Stored entries:

+++

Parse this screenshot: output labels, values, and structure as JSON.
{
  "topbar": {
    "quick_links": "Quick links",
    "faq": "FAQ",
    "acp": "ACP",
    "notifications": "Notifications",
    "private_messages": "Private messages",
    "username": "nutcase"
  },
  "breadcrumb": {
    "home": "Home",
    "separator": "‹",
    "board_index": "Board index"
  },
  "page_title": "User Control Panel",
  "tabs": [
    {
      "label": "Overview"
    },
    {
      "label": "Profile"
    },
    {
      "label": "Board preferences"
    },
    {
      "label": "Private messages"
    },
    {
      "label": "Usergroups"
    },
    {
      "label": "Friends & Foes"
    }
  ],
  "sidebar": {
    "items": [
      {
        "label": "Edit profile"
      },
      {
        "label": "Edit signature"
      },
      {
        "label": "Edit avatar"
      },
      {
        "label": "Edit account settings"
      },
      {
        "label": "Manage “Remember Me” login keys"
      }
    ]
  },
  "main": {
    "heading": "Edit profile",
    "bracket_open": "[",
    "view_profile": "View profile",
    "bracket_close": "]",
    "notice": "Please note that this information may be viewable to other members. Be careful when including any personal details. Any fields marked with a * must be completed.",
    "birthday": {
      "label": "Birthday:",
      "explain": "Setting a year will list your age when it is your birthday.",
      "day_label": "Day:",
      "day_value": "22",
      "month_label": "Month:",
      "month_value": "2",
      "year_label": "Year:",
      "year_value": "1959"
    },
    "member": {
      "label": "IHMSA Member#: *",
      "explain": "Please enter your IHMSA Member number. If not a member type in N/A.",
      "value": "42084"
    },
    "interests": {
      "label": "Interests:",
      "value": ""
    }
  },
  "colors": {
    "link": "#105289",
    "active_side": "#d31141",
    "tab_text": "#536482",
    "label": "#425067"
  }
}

+++

• **GIVEN REQUEST**
Collect each line holding the string "IHMSA".

• **TASK RESULT**
      "label": "IHMSA Member#: *",
      "explain": "Please enter your IHMSA Member number. If not a member type in N/A.",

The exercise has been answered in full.